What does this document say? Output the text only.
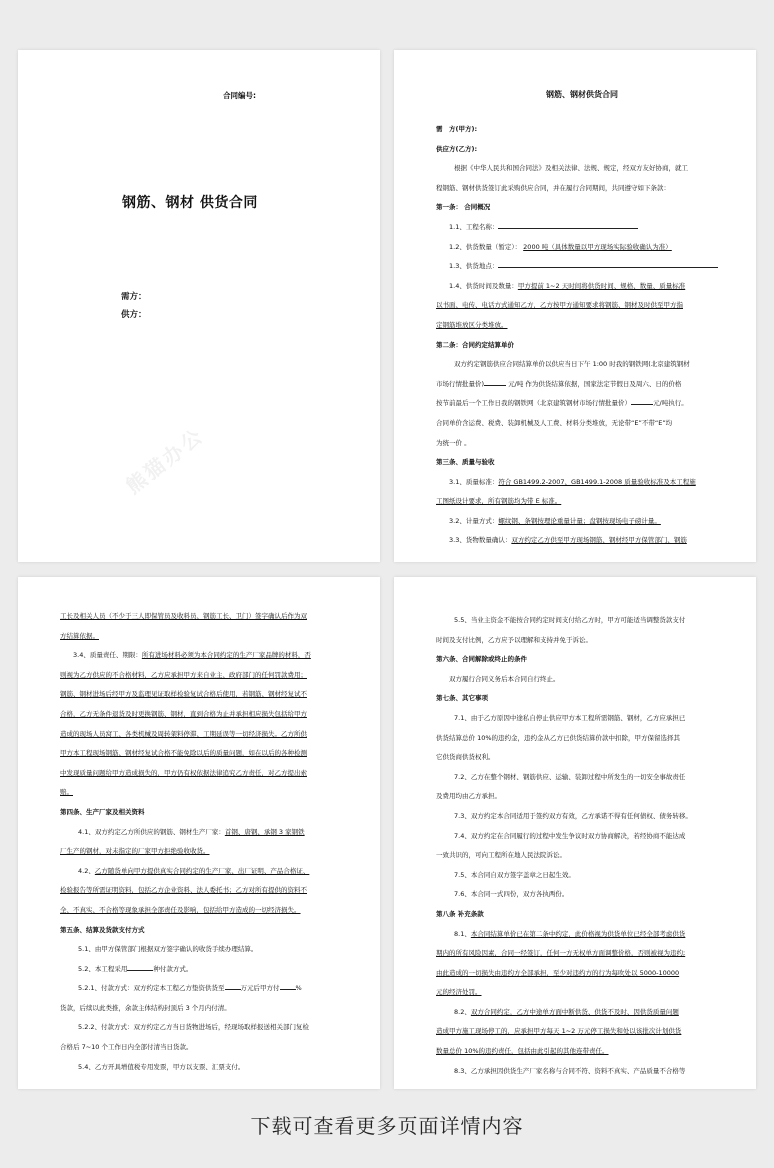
合同编号:
钢筋、钢材 供货合同
需方：
供方：
熊猫办公

钢筋、钢材供货合同

需　方(甲方):

供应方(乙方):

根据《中华人民共和国合同法》及相关法律、法规、规定，经双方友好协商，就工

程钢筋、钢材供货签订此采购供应合同，并在履行合同期间，共同遵守如下条款：

第一条： 合同概况

1.1、工程名称：

1.2、供货数量（暂定）： 2000 吨（具体数量以甲方现场实际验收确认为准）

1.3、供货地点：

1.4、供货时间及数量：甲方提前 1~2 天时间将供货时间、规格、数量、质量标准

以书面、电传、电话方式通知乙方，乙方按甲方通知要求将钢筋、钢材及时供至甲方指

定钢筋堆放区分类堆放。

第二条：合同约定结算单价

双方约定钢筋供应合同结算单价以供应当日下午 1:00 时我的钢铁网(北京建筑钢材

市场行情批量价)	元/吨 作为供货结算依据，国家法定节假日及周六、日的价格

按节前最后一个工作日我的钢铁网（北京建筑钢材市场行情批量价）	元/吨执行。

合同单价含运费、税费、装卸机械及人工费、材料分类堆放，无论带“E”不带“E”均

为统一价 。

第三条、质量与验收

3.1、质量标准：符合 GB1499.2-2007、GB1499.1-2008 质量验收标准及本工程施

工图纸设计要求，所有钢筋均为带 E 标准。

3.2、计量方式：螺纹钢、条钢按理论重量计量；盘钢按现场电子磅计量。

3.3、货物数量确认：双方约定乙方供至甲方现场钢筋、钢材经甲方保管部门、钢筋

工长及相关人员（不少于三人即保管员及收料员、钢筋工长、卫门）签字确认后作为双

方结算依据。

3.4、质量责任、期限：所有进场材料必须为本合同约定的生产厂家品牌的材料，否

则视为乙方供应的不合格材料，乙方应承担甲方来自业主、政府部门的任何罚款费用；

钢筋、钢材进场后经甲方及监理见证取样检验复试合格后使用，若钢筋、钢材经复试不

合格，乙方无条件退货及时更换钢筋、钢材，直到合格为止并承担相应损失包括给甲方

造成的现场人员窝工、各类机械及周转架料停滞、工期延误等一切经济损失。乙方所供

甲方本工程现场钢筋、钢材经复试合格不能免除以后的质量问题，如在以后的各种检测

中发现质量问题给甲方造成损失的，甲方仍有权依据法律追究乙方责任，对乙方提出索

赔。

第四条、生产厂家及相关资料

4.1、双方约定乙方所供应的钢筋、钢材生产厂家：首钢、唐钢、承钢 3 家钢铁

厂生产的钢材，对未指定的厂家甲方拒绝验收收货。

4.2、乙方随货单向甲方提供真实合同约定的生产厂家、出厂证明、产品合格证、

检验报告等所需证明资料，包括乙方企业资料、法人委托书；乙方对所有提供的资料不

全、不真实、不合格等现象承担全部责任及影响，包括给甲方造成的一切经济损失。

第五条、结算及货款支付方式

5.1、由甲方保管部门根据双方签字确认的收货手续办理结算。

5.2、本工程采用	种付款方式。

5.2.1、付款方式：双方约定本工程乙方垫资供货至 万元后甲方付 %

货款，后续以此类推，余款主体结构封顶后 3 个月内付清。

5.2.2、付款方式：双方约定乙方当日货物进场后，经现场取样报送相关部门复检

合格后 7~10 个工作日内全部付清当日货款。

5.4、乙方开具增值税专用发票，甲方以支票、汇票支付。

5.5、当业主资金不能按合同约定时间支付给乙方时，甲方可能适当调整货款支付

时间及支付比例，乙方应予以理解和支持并免于诉讼。

第六条、合同解除或终止的条件

双方履行合同义务后本合同自行终止。

第七条、其它事项

7.1、由于乙方原因中途私自停止供应甲方本工程所需钢筋、钢材，乙方应承担已

供货结算总价 10%的违约金，违约金从乙方已供货结算价款中扣除，甲方保留选择其

它供货商供货权利。

7.2、乙方在整个钢材、钢筋供应、运输、装卸过程中所发生的一切安全事故责任

及费用均由乙方承担。

7.3、双方约定本合同适用于签约双方有效，乙方承诺不得有任何债权、债务转移。

7.4、双方约定在合同履行的过程中发生争议时双方协商解决，若经协商不能达成

一致共识的，可向工程所在地人民法院诉讼。

7.5、本合同自双方签字盖章之日起生效。

7.6、本合同一式四份，双方各执两份。

第八条 补充条款

8.1、本合同结算单价已在第二条中约定，此价格视为供货单位已经全部考虑供货

期内的所有风险因素，合同一经签订，任何一方无权单方面调整价格，否则被视为违约;

由此造成的一切损失由违约方全部承担，至少对违约方的行为每吹处以 5000-10000

元的经济处罚。

8.2、双方合同约定，乙方中途单方面中断供货、供货不及时、因供货质量问题

造成甲方施工现场停工的，应承担甲方每天 1~2 万元停工损失和处以该批次计划供货

数量总价 10%的违约责任，包括由此引起的其他连带责任。

8.3、乙方承担因供货生产厂家名称与合同不符、资料不真实、产品质量不合格等

下载可查看更多页面详情内容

————————

- TASK DESCRIPTION
The material above holds pictures; copy everything else in it exactly.

- SOLUTION FOR THIS EXERCISE
What does this document say? Output the text only.
合同编号:
钢筋、钢材 供货合同
需方：
供方：
熊猫办公

钢筋、钢材供货合同

需　方(甲方):

供应方(乙方):

根据《中华人民共和国合同法》及相关法律、法规、规定，经双方友好协商，就工

程钢筋、钢材供货签订此采购供应合同，并在履行合同期间，共同遵守如下条款：

第一条： 合同概况

1.1、工程名称：

1.2、供货数量（暂定）： 2000 吨（具体数量以甲方现场实际验收确认为准）

1.3、供货地点：

1.4、供货时间及数量：甲方提前 1~2 天时间将供货时间、规格、数量、质量标准

以书面、电传、电话方式通知乙方，乙方按甲方通知要求将钢筋、钢材及时供至甲方指

定钢筋堆放区分类堆放。

第二条：合同约定结算单价

双方约定钢筋供应合同结算单价以供应当日下午 1:00 时我的钢铁网(北京建筑钢材

市场行情批量价)	元/吨 作为供货结算依据，国家法定节假日及周六、日的价格

按节前最后一个工作日我的钢铁网（北京建筑钢材市场行情批量价）	元/吨执行。

合同单价含运费、税费、装卸机械及人工费、材料分类堆放，无论带“E”不带“E”均

为统一价 。

第三条、质量与验收

3.1、质量标准：符合 GB1499.2-2007、GB1499.1-2008 质量验收标准及本工程施

工图纸设计要求，所有钢筋均为带 E 标准。

3.2、计量方式：螺纹钢、条钢按理论重量计量；盘钢按现场电子磅计量。

3.3、货物数量确认：双方约定乙方供至甲方现场钢筋、钢材经甲方保管部门、钢筋

工长及相关人员（不少于三人即保管员及收料员、钢筋工长、卫门）签字确认后作为双

方结算依据。

3.4、质量责任、期限：所有进场材料必须为本合同约定的生产厂家品牌的材料，否

则视为乙方供应的不合格材料，乙方应承担甲方来自业主、政府部门的任何罚款费用；

钢筋、钢材进场后经甲方及监理见证取样检验复试合格后使用，若钢筋、钢材经复试不

合格，乙方无条件退货及时更换钢筋、钢材，直到合格为止并承担相应损失包括给甲方

造成的现场人员窝工、各类机械及周转架料停滞、工期延误等一切经济损失。乙方所供

甲方本工程现场钢筋、钢材经复试合格不能免除以后的质量问题，如在以后的各种检测

中发现质量问题给甲方造成损失的，甲方仍有权依据法律追究乙方责任，对乙方提出索

赔。

第四条、生产厂家及相关资料

4.1、双方约定乙方所供应的钢筋、钢材生产厂家：首钢、唐钢、承钢 3 家钢铁

厂生产的钢材，对未指定的厂家甲方拒绝验收收货。

4.2、乙方随货单向甲方提供真实合同约定的生产厂家、出厂证明、产品合格证、

检验报告等所需证明资料，包括乙方企业资料、法人委托书；乙方对所有提供的资料不

全、不真实、不合格等现象承担全部责任及影响，包括给甲方造成的一切经济损失。

第五条、结算及货款支付方式

5.1、由甲方保管部门根据双方签字确认的收货手续办理结算。

5.2、本工程采用	种付款方式。

5.2.1、付款方式：双方约定本工程乙方垫资供货至 万元后甲方付 %

货款，后续以此类推，余款主体结构封顶后 3 个月内付清。

5.2.2、付款方式：双方约定乙方当日货物进场后，经现场取样报送相关部门复检

合格后 7~10 个工作日内全部付清当日货款。

5.4、乙方开具增值税专用发票，甲方以支票、汇票支付。

5.5、当业主资金不能按合同约定时间支付给乙方时，甲方可能适当调整货款支付

时间及支付比例，乙方应予以理解和支持并免于诉讼。

第六条、合同解除或终止的条件

双方履行合同义务后本合同自行终止。

第七条、其它事项

7.1、由于乙方原因中途私自停止供应甲方本工程所需钢筋、钢材，乙方应承担已

供货结算总价 10%的违约金，违约金从乙方已供货结算价款中扣除，甲方保留选择其

它供货商供货权利。

7.2、乙方在整个钢材、钢筋供应、运输、装卸过程中所发生的一切安全事故责任

及费用均由乙方承担。

7.3、双方约定本合同适用于签约双方有效，乙方承诺不得有任何债权、债务转移。

7.4、双方约定在合同履行的过程中发生争议时双方协商解决，若经协商不能达成

一致共识的，可向工程所在地人民法院诉讼。

7.5、本合同自双方签字盖章之日起生效。

7.6、本合同一式四份，双方各执两份。

第八条 补充条款

8.1、本合同结算单价已在第二条中约定，此价格视为供货单位已经全部考虑供货

期内的所有风险因素，合同一经签订，任何一方无权单方面调整价格，否则被视为违约;

由此造成的一切损失由违约方全部承担，至少对违约方的行为每吹处以 5000-10000

元的经济处罚。

8.2、双方合同约定，乙方中途单方面中断供货、供货不及时、因供货质量问题

造成甲方施工现场停工的，应承担甲方每天 1~2 万元停工损失和处以该批次计划供货

数量总价 10%的违约责任，包括由此引起的其他连带责任。

8.3、乙方承担因供货生产厂家名称与合同不符、资料不真实、产品质量不合格等

下载可查看更多页面详情内容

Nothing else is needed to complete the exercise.